**Set problem:**
Every line holding the string "care" should be gathered.

**Material to process:**

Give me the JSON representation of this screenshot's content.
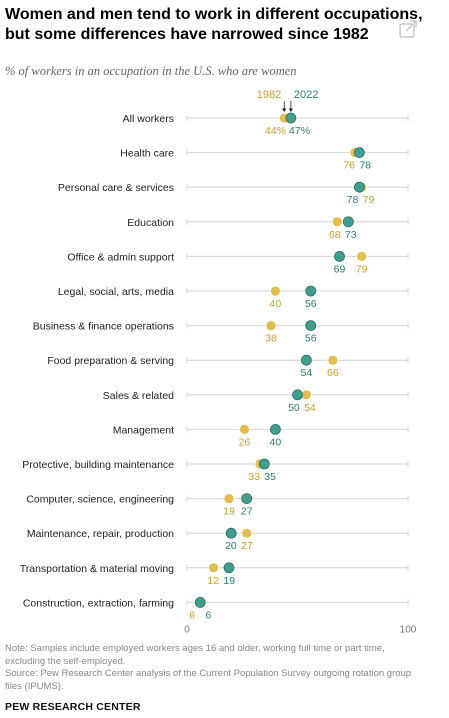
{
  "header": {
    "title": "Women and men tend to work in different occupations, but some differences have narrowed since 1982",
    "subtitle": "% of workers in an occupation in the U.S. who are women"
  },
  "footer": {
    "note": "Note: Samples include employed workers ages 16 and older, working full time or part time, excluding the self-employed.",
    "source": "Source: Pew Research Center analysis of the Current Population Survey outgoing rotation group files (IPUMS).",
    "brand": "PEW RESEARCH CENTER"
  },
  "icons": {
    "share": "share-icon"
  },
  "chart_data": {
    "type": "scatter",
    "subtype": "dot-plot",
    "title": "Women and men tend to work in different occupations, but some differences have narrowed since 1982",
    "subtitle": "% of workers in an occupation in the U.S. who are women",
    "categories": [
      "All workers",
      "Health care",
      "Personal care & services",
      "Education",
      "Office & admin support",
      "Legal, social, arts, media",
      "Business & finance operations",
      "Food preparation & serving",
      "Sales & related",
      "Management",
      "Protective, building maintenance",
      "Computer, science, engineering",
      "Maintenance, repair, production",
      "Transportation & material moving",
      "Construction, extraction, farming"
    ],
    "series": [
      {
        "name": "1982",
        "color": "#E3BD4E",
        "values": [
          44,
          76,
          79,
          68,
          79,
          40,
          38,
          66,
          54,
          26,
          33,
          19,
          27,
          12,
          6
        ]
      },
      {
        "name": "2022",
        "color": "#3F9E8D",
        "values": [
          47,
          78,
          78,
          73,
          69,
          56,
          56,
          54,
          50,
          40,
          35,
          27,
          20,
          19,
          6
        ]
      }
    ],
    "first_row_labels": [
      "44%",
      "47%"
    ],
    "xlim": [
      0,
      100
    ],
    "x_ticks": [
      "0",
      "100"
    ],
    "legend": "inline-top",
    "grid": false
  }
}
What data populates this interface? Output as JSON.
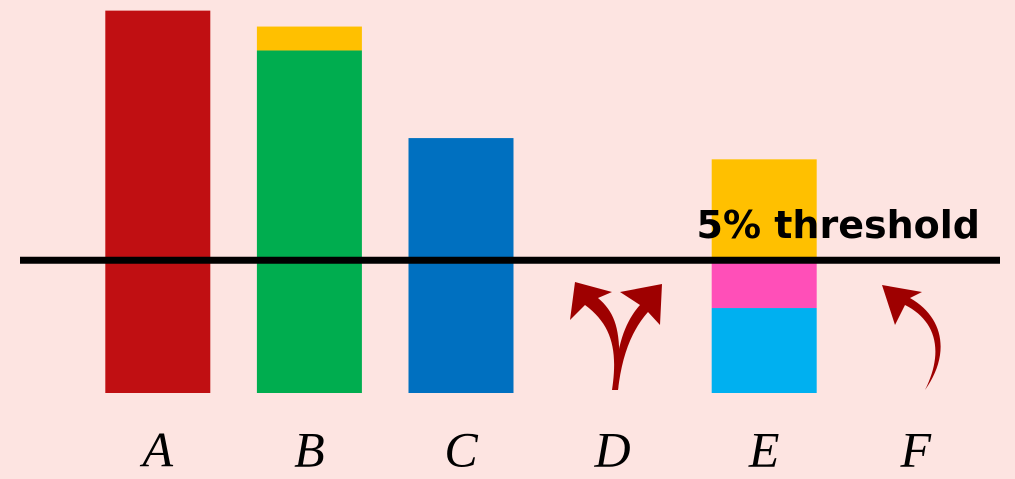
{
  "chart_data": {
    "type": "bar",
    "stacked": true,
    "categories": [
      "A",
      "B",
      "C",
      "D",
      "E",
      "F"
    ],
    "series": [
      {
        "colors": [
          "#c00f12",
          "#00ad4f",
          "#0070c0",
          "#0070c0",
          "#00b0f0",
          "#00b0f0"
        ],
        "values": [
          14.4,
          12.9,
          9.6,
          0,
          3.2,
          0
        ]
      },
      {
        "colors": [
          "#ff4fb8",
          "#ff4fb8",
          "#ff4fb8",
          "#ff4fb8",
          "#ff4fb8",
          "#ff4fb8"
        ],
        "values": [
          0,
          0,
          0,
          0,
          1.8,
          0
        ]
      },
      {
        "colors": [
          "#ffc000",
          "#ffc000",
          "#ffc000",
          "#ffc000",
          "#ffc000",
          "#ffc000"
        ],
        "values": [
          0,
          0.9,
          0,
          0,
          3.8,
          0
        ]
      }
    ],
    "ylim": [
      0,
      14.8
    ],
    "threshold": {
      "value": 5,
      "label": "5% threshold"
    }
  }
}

---

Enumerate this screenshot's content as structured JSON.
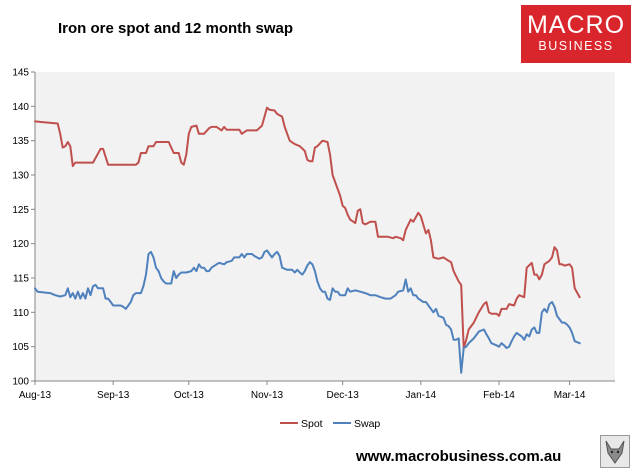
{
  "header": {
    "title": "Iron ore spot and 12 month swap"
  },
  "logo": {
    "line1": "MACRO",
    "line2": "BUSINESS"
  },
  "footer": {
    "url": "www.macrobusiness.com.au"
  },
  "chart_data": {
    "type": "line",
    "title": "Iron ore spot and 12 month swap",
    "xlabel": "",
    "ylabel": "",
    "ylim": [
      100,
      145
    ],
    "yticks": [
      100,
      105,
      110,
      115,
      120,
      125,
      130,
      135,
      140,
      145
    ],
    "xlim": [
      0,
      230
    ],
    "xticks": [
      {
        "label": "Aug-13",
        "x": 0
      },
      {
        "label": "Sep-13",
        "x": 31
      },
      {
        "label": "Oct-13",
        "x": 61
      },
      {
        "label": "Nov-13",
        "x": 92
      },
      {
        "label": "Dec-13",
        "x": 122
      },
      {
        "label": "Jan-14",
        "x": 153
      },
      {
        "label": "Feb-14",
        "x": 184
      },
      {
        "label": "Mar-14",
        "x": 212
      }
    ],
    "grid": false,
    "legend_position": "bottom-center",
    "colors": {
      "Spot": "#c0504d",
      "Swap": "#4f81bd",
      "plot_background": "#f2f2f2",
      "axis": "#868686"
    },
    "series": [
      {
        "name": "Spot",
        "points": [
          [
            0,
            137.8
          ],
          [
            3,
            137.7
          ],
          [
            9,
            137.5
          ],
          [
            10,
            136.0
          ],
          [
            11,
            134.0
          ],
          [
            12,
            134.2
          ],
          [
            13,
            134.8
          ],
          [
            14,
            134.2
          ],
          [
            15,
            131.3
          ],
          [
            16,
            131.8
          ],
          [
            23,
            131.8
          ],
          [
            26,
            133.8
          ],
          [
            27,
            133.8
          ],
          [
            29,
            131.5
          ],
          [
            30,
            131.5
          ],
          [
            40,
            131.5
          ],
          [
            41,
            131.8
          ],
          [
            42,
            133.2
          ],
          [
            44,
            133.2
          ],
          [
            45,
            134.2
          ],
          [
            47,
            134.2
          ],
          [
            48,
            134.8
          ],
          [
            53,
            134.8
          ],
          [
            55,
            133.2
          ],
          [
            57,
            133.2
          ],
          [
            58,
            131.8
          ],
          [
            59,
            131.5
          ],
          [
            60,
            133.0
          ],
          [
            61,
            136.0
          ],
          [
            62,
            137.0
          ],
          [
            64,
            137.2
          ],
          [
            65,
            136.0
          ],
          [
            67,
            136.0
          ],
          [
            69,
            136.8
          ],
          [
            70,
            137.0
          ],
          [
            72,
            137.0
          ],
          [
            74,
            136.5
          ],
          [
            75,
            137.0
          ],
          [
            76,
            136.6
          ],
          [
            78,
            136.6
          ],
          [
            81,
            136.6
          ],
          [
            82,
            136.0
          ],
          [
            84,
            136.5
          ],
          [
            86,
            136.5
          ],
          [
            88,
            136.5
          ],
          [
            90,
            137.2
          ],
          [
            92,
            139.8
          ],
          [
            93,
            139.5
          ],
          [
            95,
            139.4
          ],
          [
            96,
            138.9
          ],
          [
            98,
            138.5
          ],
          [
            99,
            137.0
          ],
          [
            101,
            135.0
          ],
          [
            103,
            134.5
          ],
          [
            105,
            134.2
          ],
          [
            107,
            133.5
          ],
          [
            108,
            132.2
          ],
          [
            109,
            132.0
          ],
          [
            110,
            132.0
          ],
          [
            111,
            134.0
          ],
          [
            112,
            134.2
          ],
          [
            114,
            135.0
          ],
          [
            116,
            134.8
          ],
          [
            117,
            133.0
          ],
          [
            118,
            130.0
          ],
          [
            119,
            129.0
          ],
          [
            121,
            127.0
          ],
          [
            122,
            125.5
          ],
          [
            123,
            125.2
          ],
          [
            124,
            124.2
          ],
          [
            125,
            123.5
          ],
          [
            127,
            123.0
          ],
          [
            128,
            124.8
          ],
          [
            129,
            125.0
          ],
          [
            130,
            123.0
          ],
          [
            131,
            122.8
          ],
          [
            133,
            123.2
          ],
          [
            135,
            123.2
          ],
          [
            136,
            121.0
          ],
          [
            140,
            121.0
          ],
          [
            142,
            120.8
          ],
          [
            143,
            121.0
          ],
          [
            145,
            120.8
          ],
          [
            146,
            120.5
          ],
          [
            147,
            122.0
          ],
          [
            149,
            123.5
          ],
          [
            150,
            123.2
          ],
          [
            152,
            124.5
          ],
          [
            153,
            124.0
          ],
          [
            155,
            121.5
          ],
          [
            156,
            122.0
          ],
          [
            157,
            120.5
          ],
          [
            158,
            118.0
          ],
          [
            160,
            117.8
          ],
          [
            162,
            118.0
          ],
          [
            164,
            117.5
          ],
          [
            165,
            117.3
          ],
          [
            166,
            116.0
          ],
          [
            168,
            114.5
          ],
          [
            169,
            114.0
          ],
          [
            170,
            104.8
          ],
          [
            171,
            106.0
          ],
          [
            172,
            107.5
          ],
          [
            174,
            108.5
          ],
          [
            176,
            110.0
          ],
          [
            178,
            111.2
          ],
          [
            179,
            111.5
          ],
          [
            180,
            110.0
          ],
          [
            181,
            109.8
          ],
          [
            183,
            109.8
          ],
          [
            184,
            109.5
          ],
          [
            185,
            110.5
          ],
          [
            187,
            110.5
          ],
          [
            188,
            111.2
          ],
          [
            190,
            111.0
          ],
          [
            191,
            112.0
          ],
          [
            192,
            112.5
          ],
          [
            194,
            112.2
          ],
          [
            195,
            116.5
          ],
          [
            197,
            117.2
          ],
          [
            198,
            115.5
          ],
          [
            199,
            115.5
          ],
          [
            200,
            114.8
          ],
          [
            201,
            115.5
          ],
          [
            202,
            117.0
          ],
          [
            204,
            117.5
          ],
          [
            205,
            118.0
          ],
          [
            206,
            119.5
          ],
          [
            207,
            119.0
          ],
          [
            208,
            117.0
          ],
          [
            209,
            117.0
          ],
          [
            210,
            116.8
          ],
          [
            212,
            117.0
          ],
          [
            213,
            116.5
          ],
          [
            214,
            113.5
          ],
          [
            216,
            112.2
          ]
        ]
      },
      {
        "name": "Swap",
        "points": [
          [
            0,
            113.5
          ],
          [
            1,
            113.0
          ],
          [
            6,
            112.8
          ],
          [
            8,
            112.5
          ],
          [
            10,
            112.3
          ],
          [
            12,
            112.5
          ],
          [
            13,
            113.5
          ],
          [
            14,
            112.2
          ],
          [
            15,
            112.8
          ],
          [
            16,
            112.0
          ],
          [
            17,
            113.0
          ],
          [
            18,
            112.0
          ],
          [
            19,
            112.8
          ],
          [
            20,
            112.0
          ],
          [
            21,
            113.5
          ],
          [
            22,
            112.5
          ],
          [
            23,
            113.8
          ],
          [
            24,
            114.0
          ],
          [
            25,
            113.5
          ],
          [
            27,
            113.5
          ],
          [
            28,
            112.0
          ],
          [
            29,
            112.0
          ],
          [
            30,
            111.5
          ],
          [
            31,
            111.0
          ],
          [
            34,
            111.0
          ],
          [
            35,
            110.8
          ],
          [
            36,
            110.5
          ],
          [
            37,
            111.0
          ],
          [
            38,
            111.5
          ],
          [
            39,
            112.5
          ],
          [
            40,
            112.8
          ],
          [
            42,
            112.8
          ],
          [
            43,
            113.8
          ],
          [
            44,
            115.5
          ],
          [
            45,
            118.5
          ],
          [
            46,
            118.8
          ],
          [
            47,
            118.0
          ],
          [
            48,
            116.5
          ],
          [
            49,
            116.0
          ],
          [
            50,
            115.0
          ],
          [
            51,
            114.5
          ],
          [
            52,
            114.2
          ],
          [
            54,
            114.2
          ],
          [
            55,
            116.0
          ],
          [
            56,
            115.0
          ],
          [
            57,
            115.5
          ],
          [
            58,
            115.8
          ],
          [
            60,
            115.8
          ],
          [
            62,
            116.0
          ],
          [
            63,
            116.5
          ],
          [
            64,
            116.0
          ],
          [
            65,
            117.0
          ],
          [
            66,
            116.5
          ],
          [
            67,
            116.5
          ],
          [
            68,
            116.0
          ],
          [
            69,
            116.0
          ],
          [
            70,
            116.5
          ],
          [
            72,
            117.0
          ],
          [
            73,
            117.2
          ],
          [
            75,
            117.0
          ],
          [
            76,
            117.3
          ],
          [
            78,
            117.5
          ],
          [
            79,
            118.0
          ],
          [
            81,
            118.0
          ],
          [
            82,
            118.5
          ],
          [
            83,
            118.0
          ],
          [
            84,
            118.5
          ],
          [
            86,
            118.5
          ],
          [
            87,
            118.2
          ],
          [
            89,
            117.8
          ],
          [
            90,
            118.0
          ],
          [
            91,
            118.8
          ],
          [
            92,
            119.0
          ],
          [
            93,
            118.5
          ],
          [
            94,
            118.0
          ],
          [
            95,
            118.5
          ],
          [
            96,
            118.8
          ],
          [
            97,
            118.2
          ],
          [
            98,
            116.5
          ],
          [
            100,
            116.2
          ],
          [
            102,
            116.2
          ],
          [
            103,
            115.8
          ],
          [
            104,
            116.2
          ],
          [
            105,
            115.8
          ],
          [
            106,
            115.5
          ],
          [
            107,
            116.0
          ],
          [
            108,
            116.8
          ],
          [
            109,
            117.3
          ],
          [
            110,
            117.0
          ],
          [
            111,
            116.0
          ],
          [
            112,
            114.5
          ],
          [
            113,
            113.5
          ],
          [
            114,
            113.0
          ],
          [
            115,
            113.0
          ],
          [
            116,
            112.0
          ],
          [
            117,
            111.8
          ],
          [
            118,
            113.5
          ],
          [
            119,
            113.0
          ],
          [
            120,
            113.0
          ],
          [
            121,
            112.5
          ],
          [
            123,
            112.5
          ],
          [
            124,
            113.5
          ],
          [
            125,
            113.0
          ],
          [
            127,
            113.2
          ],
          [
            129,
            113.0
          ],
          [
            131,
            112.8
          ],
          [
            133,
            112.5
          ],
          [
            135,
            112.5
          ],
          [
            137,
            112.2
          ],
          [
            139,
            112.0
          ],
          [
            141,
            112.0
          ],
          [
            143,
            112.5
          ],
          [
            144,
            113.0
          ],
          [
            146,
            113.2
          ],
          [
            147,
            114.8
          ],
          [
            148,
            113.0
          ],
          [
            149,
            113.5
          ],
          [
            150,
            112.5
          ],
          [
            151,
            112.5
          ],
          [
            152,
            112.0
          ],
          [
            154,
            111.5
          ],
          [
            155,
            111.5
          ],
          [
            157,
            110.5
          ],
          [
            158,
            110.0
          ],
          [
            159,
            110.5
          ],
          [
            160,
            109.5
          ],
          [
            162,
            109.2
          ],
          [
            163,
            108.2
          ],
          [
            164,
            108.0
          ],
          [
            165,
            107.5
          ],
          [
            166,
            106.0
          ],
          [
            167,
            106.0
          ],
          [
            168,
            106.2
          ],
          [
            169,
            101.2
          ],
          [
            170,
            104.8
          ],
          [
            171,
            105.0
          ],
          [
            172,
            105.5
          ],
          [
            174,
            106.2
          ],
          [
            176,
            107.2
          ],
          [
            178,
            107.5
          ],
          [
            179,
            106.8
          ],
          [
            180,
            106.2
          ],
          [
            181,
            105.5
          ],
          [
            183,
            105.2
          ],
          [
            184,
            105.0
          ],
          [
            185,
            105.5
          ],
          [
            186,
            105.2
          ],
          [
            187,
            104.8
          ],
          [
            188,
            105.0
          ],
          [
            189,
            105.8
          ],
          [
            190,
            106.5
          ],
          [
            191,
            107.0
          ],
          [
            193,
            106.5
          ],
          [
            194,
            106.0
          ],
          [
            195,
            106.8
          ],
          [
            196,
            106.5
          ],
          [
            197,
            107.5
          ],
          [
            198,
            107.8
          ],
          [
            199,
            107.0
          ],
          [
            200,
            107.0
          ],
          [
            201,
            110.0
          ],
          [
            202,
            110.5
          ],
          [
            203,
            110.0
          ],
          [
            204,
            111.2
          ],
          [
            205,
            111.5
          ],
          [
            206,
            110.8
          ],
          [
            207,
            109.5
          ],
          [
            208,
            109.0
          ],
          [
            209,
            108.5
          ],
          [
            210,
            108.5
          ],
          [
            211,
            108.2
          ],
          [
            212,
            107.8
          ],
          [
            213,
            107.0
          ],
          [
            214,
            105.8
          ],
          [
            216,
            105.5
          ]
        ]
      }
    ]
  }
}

**Solution for this exercise:**
      "Health care",
      "Personal care & services",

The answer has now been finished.